In the entries below, count each line holding the word "name". Answer with the total alone.

── Records for this task ──

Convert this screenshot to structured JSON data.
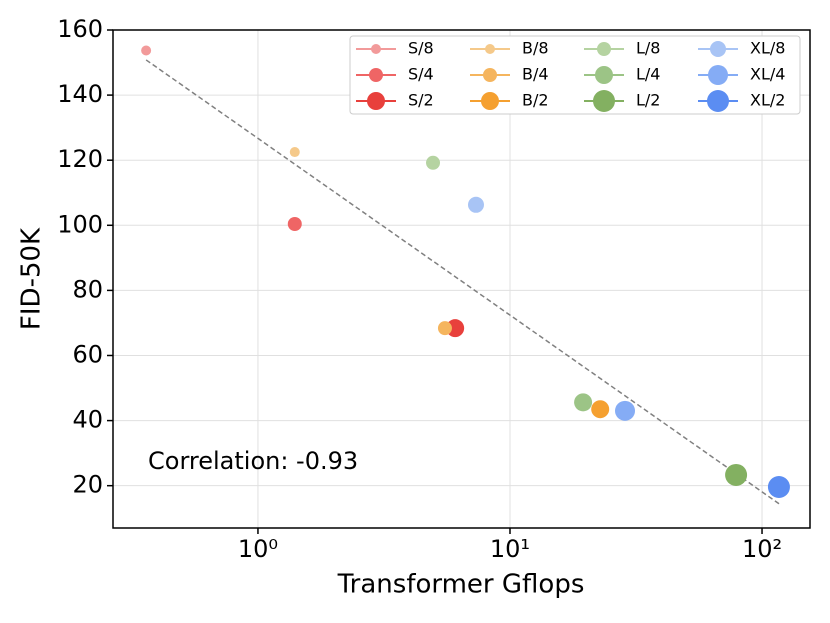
{
  "chart_data": {
    "type": "scatter",
    "x_label": "Transformer Gflops",
    "y_label": "FID-50K",
    "annotation": "Correlation: -0.93",
    "xlog": true,
    "grid": true,
    "legend": "upper right",
    "xlim": [
      0.266,
      155
    ],
    "ylim": [
      7,
      160
    ],
    "xticks": [
      {
        "value": 1,
        "label": "10⁰"
      },
      {
        "value": 10,
        "label": "10¹"
      },
      {
        "value": 100,
        "label": "10²"
      }
    ],
    "yticks": [
      20,
      40,
      60,
      80,
      100,
      120,
      140,
      160
    ],
    "series": [
      {
        "name": "S/8",
        "color": "#f29a9a",
        "size": 5,
        "x": [
          0.36
        ],
        "values": [
          153.7
        ]
      },
      {
        "name": "S/4",
        "color": "#ef6565",
        "size": 7,
        "x": [
          1.4
        ],
        "values": [
          100.4
        ]
      },
      {
        "name": "S/2",
        "color": "#e8403c",
        "size": 9,
        "x": [
          6.06
        ],
        "values": [
          68.4
        ]
      },
      {
        "name": "B/8",
        "color": "#f5c98a",
        "size": 5,
        "x": [
          1.4
        ],
        "values": [
          122.5
        ]
      },
      {
        "name": "B/4",
        "color": "#f5b55e",
        "size": 7,
        "x": [
          5.52
        ],
        "values": [
          68.4
        ]
      },
      {
        "name": "B/2",
        "color": "#f5a030",
        "size": 9,
        "x": [
          22.8
        ],
        "values": [
          43.5
        ]
      },
      {
        "name": "L/8",
        "color": "#b5d3a1",
        "size": 7,
        "x": [
          4.95
        ],
        "values": [
          119.2
        ]
      },
      {
        "name": "L/4",
        "color": "#9cc486",
        "size": 9,
        "x": [
          19.5
        ],
        "values": [
          45.6
        ]
      },
      {
        "name": "L/2",
        "color": "#83b061",
        "size": 11,
        "x": [
          78.9
        ],
        "values": [
          23.3
        ]
      },
      {
        "name": "XL/8",
        "color": "#a8c4f5",
        "size": 8,
        "x": [
          7.33
        ],
        "values": [
          106.3
        ]
      },
      {
        "name": "XL/4",
        "color": "#85acf5",
        "size": 10,
        "x": [
          28.6
        ],
        "values": [
          43
        ]
      },
      {
        "name": "XL/2",
        "color": "#5b8df2",
        "size": 11,
        "x": [
          116.7
        ],
        "values": [
          19.6
        ]
      }
    ],
    "trendline": {
      "color": "#808080",
      "x": [
        0.36,
        118
      ],
      "y": [
        150.8,
        14.2
      ]
    }
  }
}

───

* _The result_: 12